### SHORT PROBLEM
Using the data below, gather each line that includes the word "this".

─── DATASET RECORDS ───

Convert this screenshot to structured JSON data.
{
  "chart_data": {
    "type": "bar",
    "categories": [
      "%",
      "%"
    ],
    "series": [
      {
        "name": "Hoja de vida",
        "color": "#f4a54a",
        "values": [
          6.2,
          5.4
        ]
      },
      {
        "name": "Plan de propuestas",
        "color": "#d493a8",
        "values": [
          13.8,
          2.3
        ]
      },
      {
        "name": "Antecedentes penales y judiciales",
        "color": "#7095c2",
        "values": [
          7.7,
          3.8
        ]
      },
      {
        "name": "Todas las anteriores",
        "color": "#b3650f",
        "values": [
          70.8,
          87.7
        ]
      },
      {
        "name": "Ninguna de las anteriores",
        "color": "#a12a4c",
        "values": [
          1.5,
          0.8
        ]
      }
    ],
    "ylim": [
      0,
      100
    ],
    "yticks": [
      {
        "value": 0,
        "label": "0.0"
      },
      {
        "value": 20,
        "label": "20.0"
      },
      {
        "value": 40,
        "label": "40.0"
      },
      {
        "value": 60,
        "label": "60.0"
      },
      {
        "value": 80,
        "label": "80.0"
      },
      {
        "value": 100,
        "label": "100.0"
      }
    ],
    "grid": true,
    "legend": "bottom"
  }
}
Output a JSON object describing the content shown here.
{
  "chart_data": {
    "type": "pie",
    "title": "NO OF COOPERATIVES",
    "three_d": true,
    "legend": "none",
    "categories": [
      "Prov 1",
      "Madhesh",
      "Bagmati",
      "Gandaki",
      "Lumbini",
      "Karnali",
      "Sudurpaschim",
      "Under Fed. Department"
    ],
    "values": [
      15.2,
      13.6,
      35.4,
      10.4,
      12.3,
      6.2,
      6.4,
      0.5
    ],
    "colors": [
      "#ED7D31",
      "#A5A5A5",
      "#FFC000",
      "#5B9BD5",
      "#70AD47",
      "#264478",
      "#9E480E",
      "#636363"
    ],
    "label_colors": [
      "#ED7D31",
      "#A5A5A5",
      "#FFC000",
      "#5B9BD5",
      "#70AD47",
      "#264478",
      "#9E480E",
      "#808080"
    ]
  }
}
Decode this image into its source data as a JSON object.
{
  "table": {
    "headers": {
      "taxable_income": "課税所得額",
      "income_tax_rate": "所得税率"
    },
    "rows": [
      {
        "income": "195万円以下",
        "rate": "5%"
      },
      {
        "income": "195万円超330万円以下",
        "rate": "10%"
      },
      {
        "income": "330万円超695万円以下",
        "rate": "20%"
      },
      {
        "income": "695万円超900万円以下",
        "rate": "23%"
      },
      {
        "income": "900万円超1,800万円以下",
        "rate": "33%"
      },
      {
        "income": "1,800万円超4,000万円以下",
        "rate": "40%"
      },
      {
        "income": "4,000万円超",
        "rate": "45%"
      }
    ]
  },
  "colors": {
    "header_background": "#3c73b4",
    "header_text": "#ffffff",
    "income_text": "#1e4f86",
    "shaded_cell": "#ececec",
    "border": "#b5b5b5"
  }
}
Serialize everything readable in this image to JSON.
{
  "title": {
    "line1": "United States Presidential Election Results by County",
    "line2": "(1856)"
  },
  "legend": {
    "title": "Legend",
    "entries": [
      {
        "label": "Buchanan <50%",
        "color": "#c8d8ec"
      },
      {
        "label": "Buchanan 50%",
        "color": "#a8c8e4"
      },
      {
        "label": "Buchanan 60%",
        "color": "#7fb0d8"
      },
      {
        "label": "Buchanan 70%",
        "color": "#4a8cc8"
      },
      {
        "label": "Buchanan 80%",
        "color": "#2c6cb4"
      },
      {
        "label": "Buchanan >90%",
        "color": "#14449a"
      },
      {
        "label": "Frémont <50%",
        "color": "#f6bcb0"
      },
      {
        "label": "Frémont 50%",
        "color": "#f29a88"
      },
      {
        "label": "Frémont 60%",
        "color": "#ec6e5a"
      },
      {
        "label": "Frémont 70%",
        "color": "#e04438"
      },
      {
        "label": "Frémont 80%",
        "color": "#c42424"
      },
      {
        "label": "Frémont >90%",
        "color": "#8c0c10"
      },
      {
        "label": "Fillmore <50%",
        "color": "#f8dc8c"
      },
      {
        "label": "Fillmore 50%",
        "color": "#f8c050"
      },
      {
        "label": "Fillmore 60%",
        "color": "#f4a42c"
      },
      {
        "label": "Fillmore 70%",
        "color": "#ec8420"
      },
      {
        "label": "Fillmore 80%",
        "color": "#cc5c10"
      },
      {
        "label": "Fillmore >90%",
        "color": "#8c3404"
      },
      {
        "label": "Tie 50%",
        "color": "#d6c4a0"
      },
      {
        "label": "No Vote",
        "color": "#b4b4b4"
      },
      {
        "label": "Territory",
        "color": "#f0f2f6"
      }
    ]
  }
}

───

### THE RESULT
Convert this screenshot to structured JSON data.
Decode this image into its source data as a JSON object.
Serialize everything readable in this image to JSON.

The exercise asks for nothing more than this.